[Dataset items]
****************

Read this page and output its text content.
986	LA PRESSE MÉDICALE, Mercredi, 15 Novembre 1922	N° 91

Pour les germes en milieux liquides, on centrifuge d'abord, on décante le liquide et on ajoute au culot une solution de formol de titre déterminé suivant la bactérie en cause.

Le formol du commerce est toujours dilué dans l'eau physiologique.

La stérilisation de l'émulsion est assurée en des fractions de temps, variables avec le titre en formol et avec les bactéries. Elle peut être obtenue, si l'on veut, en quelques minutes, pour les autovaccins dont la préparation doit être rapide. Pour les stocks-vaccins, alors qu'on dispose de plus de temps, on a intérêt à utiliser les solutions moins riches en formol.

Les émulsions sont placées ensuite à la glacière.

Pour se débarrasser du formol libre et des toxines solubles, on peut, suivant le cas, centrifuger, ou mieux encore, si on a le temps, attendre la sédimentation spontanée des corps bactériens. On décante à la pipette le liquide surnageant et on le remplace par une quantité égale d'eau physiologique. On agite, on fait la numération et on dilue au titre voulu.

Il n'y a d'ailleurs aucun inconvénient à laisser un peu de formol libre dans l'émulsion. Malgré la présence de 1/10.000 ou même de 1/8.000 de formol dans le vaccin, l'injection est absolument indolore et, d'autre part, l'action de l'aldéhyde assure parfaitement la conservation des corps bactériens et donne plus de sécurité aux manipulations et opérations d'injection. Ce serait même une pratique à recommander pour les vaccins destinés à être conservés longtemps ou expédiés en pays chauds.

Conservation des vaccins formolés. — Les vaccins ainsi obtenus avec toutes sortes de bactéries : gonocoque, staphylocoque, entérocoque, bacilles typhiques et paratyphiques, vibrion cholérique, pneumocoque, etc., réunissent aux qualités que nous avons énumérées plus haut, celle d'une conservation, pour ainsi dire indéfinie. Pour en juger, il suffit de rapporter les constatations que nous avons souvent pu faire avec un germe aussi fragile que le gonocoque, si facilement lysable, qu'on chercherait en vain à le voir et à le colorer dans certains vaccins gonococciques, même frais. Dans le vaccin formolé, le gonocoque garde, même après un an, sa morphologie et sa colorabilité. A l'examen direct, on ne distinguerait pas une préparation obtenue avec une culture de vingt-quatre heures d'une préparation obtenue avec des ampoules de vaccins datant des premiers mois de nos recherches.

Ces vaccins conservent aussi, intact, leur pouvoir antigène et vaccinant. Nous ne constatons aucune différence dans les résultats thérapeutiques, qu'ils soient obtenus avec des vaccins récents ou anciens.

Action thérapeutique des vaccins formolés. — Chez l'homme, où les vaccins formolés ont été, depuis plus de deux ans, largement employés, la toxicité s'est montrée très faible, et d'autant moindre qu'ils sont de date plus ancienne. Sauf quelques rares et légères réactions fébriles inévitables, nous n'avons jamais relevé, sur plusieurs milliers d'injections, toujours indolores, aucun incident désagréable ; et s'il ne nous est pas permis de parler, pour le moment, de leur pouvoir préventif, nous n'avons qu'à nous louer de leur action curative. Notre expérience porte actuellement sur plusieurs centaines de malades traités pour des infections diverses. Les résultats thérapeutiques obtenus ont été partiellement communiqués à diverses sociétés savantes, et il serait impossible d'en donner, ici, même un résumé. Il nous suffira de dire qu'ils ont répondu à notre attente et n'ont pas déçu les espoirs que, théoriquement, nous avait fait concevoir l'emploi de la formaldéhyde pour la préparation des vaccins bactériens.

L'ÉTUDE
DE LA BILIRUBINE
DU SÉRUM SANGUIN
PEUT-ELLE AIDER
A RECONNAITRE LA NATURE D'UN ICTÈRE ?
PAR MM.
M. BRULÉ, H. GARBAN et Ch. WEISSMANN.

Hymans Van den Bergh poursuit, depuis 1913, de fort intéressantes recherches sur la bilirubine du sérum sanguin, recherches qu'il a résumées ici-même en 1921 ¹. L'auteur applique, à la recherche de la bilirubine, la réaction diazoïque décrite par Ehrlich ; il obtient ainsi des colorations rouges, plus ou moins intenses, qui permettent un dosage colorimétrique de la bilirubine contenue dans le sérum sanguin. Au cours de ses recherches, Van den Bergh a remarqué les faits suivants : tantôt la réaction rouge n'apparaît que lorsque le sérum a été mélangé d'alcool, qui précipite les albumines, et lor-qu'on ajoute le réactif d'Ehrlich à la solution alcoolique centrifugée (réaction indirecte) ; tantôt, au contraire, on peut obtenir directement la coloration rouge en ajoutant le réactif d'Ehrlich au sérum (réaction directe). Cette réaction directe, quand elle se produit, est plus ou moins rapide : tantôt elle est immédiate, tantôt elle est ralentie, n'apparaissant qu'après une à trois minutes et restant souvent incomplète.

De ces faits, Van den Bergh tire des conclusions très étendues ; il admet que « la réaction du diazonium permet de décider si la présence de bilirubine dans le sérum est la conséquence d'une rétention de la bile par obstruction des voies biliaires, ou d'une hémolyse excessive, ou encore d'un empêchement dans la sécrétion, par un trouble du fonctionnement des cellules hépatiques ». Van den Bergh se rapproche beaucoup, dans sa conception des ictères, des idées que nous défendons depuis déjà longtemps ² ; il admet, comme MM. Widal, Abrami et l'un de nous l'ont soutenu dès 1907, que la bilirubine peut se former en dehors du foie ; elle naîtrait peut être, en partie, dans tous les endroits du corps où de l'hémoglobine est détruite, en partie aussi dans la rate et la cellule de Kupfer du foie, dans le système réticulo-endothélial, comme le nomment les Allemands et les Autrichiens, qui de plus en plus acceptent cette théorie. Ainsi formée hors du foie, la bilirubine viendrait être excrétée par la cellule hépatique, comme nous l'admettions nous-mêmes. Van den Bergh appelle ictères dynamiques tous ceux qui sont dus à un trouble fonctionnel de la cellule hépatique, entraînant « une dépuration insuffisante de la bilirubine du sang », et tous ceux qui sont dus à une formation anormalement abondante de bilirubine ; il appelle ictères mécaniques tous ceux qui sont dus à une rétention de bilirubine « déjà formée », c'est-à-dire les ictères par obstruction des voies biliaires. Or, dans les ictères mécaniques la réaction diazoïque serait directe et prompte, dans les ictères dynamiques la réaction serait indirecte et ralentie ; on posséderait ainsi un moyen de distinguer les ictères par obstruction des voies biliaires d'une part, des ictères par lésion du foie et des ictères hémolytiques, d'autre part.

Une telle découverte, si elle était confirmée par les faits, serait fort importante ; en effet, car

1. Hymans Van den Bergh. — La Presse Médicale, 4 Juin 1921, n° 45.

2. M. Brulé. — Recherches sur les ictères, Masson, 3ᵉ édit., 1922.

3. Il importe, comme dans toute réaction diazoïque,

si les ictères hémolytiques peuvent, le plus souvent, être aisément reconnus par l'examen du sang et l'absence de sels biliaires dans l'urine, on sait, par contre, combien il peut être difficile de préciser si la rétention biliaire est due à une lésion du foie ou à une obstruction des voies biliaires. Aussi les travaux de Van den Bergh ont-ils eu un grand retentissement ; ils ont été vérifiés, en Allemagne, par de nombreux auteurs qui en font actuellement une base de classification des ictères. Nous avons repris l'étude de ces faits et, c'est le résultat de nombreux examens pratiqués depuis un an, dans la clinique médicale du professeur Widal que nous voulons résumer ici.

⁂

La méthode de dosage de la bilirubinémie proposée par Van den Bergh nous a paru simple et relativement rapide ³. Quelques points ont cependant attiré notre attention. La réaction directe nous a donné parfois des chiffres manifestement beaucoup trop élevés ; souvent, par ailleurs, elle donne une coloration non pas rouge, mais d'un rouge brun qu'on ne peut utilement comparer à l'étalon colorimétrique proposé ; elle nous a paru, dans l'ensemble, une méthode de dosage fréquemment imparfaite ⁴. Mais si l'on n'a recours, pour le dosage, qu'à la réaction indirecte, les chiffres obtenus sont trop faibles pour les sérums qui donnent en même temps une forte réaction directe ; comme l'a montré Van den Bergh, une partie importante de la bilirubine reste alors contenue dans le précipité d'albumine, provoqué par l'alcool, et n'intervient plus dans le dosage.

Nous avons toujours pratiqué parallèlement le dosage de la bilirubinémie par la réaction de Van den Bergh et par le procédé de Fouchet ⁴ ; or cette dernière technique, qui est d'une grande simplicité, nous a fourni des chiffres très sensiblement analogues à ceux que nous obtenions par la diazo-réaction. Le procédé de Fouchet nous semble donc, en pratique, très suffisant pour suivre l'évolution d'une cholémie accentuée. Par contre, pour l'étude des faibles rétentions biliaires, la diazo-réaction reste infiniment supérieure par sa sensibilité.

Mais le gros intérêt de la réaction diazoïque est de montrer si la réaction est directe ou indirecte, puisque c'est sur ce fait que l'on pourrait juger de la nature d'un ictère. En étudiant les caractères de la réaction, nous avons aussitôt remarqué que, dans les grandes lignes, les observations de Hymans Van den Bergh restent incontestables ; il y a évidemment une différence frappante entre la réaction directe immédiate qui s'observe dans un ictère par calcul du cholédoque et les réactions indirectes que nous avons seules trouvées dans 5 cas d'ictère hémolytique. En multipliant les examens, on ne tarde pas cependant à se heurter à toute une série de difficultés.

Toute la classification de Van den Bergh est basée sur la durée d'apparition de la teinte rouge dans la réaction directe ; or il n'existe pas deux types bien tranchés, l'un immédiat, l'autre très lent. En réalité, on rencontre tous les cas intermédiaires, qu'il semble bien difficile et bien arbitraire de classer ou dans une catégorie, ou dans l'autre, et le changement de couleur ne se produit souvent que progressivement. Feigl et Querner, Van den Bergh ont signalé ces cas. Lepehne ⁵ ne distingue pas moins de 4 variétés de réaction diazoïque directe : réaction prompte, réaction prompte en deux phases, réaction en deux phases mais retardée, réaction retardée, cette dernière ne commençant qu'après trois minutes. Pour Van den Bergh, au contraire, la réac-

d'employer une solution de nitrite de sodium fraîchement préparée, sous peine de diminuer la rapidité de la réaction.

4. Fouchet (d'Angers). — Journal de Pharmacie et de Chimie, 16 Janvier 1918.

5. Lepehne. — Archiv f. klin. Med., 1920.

****************

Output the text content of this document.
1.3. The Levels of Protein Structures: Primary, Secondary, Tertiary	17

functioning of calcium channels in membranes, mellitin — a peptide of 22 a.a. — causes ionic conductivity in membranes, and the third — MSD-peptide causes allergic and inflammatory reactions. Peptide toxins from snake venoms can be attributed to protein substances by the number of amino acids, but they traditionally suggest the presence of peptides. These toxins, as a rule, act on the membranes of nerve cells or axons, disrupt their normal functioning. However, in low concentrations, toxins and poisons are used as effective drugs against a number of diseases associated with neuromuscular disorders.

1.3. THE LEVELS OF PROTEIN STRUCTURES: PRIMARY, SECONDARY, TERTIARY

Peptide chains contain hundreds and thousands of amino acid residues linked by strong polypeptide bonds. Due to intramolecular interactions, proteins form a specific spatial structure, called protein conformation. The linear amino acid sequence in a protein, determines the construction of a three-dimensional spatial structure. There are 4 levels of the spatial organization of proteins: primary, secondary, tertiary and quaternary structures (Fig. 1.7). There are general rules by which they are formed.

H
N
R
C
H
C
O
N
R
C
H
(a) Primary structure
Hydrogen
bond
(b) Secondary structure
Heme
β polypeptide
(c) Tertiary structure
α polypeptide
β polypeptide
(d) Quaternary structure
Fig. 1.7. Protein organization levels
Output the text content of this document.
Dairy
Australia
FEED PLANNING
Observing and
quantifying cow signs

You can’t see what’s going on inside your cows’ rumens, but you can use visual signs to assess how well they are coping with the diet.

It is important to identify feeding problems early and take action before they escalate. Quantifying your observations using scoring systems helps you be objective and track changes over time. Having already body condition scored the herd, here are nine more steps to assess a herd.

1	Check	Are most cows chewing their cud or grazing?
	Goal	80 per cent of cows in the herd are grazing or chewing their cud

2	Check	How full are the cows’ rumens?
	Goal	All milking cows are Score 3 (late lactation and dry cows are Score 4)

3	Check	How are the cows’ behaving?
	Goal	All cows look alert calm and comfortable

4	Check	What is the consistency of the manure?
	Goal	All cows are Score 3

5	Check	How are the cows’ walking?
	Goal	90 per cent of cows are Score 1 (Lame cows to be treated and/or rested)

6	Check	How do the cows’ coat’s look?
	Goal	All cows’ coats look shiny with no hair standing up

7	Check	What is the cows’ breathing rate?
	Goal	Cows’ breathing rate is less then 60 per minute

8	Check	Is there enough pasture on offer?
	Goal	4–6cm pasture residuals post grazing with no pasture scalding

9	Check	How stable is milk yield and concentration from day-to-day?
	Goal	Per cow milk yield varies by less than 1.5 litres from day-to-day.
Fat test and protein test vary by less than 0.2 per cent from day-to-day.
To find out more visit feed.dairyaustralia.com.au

****************

## What the task requires
Which lines in the data above contain "your"? Show each one.

## Response
You can’t see what’s going on inside your cows’ rumens, but you can use visual signs to assess how well they are coping with the diet.
It is important to identify feeding problems early and take action before they escalate. Quantifying your observations using scoring systems helps you be objective and track changes over time. Having already body condition scored the herd, here are nine more steps to assess a herd.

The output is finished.